TASK
Using the records that follow, copy every line containing the word "MOORE".

*****

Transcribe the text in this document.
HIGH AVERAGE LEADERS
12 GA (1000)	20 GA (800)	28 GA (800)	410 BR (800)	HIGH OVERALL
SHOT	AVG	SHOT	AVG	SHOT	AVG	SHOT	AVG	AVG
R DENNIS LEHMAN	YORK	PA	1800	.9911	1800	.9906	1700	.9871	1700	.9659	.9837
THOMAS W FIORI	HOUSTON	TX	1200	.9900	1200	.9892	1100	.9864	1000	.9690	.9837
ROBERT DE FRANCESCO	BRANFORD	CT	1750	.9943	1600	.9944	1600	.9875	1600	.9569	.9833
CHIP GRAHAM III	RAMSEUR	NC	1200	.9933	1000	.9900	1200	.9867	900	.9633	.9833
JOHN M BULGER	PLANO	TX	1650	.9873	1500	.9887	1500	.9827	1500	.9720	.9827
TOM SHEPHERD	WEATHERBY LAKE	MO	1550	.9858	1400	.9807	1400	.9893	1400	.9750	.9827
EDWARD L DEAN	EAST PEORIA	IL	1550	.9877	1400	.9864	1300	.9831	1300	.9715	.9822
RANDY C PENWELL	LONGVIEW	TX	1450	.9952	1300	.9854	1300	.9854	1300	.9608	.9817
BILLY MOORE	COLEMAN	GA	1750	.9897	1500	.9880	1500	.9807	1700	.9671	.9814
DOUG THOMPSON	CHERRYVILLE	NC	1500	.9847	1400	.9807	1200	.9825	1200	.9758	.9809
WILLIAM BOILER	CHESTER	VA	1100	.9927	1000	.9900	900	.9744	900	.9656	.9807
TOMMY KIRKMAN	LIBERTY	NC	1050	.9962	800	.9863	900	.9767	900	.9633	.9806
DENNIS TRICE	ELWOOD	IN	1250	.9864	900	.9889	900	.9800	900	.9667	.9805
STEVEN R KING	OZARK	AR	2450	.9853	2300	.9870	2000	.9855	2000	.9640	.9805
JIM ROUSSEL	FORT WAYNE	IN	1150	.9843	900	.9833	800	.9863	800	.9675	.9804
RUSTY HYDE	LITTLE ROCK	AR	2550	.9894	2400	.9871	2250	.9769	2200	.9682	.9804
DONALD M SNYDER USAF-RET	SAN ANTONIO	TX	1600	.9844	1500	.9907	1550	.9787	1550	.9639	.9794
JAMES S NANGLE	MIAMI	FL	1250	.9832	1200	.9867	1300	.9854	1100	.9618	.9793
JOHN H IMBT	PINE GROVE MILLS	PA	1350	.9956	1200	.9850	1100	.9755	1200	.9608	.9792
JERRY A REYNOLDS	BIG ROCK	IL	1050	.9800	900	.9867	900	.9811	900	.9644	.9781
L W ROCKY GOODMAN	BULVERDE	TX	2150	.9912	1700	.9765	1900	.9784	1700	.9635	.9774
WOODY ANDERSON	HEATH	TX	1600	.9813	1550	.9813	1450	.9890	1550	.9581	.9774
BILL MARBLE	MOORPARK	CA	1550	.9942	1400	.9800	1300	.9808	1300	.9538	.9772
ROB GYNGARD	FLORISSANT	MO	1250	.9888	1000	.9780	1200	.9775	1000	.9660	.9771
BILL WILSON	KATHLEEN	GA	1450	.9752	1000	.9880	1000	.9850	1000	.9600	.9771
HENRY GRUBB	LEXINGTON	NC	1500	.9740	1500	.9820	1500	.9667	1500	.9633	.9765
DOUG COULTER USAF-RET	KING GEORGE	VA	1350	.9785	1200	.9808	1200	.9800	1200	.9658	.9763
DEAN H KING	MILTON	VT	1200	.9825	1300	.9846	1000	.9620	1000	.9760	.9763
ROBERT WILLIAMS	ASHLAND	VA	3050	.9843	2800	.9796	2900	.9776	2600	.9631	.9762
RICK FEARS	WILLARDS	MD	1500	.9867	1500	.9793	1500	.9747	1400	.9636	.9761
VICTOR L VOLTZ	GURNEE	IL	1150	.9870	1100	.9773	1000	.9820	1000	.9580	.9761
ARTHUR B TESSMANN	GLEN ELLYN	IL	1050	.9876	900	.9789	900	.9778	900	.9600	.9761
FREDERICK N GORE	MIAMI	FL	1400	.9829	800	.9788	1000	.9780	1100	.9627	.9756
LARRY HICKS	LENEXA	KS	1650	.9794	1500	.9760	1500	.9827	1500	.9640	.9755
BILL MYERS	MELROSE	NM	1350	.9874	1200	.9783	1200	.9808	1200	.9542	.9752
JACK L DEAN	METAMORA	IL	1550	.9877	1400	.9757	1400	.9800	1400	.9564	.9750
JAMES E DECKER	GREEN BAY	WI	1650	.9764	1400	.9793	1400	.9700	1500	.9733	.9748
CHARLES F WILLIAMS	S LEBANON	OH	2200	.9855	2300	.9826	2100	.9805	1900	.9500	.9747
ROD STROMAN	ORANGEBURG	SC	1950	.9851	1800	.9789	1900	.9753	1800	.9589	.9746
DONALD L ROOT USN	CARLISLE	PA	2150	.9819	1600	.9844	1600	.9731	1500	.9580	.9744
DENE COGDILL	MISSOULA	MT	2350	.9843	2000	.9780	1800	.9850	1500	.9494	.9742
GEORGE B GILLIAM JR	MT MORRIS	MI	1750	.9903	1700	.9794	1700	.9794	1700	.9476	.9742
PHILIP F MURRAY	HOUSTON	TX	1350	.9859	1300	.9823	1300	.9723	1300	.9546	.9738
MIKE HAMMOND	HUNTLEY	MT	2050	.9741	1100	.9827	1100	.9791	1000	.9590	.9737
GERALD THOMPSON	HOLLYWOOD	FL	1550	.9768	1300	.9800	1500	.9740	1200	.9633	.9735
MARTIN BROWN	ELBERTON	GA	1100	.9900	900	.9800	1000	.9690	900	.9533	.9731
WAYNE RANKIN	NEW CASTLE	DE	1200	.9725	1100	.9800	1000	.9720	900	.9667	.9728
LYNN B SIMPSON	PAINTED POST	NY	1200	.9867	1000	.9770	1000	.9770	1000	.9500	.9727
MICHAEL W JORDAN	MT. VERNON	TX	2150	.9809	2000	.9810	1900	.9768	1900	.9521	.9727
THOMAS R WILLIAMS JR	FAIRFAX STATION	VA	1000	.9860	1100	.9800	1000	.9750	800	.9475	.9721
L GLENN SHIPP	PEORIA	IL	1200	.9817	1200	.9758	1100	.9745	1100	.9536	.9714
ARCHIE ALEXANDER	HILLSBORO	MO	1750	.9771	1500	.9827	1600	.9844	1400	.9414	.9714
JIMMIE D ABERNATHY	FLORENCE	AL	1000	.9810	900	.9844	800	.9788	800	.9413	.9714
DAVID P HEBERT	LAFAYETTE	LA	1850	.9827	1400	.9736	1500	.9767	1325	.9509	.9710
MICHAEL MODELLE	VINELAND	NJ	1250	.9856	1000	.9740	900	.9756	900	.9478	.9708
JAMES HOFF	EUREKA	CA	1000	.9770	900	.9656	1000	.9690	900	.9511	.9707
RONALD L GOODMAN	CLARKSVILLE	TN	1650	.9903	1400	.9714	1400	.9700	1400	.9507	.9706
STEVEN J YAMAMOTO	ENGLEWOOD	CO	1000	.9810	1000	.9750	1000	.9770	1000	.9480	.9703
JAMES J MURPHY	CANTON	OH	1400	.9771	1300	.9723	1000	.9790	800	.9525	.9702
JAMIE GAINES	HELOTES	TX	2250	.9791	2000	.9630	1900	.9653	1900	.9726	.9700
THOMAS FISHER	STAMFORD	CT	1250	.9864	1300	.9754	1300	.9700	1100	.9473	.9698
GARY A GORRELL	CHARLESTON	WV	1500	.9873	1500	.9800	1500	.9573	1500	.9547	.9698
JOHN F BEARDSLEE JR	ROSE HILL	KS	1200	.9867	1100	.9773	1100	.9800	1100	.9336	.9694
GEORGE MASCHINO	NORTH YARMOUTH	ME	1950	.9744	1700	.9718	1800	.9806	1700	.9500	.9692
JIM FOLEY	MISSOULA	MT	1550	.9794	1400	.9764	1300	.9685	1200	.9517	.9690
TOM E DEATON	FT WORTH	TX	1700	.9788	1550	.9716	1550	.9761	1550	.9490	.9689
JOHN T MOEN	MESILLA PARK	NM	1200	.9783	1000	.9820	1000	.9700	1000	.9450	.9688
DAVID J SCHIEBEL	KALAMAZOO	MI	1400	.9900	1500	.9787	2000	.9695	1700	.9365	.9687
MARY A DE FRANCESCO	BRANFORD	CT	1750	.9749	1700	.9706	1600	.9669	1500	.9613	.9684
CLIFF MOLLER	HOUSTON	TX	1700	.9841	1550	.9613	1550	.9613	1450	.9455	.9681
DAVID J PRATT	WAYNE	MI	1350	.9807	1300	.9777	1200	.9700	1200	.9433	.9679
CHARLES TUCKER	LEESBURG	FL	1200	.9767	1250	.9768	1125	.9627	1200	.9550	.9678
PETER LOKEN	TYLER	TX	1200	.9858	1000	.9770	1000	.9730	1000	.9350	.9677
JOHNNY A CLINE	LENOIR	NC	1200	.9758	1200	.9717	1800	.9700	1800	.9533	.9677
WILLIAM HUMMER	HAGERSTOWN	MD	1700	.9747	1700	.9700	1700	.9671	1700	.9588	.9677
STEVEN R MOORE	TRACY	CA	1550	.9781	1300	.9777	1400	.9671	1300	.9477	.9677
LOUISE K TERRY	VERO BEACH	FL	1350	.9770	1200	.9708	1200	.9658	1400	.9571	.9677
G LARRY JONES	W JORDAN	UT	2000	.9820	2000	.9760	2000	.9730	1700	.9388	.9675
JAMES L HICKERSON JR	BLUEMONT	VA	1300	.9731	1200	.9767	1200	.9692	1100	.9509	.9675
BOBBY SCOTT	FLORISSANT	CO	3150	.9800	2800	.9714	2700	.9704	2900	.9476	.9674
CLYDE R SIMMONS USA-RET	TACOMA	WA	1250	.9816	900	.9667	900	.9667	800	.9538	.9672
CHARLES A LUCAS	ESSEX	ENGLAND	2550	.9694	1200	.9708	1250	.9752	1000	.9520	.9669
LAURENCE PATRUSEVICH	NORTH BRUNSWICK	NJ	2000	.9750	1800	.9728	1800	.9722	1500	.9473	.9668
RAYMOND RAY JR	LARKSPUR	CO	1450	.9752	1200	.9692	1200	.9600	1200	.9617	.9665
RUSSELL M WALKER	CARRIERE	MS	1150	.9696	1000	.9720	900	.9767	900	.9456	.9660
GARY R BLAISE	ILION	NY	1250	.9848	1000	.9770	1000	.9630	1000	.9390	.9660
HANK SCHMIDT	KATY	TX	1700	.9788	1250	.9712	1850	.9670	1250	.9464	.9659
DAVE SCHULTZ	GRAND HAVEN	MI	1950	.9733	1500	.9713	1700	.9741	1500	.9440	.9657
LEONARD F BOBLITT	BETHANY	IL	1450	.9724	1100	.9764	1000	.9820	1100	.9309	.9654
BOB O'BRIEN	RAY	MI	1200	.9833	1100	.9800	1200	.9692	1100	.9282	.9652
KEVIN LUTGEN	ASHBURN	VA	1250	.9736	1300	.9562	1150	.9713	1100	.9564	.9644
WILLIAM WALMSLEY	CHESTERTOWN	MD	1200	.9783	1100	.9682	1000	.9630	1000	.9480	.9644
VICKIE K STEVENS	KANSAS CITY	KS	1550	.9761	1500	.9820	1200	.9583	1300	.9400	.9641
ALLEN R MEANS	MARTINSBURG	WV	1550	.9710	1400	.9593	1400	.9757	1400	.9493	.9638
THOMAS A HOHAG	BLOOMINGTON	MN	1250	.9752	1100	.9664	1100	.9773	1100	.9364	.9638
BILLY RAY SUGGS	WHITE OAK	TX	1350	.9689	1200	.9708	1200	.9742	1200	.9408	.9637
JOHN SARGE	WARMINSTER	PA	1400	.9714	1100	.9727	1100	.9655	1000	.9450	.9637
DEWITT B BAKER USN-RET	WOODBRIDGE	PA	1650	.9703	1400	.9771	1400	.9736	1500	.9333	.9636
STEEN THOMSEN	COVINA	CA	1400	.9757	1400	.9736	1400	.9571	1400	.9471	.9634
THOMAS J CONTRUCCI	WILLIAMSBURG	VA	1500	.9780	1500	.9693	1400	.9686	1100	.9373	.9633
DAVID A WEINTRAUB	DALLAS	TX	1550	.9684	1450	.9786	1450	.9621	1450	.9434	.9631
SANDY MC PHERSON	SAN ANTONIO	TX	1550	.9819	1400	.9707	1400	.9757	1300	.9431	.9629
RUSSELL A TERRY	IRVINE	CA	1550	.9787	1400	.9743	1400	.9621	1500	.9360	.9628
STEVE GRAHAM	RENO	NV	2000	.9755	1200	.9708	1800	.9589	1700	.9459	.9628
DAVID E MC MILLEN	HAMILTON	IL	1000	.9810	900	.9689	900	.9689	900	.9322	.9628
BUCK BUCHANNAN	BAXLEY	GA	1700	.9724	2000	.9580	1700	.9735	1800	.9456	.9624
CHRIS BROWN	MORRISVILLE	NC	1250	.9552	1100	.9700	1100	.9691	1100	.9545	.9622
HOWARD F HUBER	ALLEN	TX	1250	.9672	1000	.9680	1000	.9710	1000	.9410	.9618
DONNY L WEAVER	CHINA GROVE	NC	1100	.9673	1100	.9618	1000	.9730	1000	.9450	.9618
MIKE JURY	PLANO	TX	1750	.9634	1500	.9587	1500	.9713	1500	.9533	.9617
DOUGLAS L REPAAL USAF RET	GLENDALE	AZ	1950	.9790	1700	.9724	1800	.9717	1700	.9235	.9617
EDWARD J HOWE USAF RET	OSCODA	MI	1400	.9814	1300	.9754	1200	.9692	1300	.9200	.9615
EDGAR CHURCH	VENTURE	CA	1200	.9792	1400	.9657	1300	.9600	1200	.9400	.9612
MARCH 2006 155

*****

ANSWER TO THE TASK
BILLY MOORE	COLEMAN	GA	1750	.9897	1500	.9880	1500	.9807	1700	.9671	.9814
STEVEN R MOORE	TRACY	CA	1550	.9781	1300	.9777	1400	.9671	1300	.9477	.9677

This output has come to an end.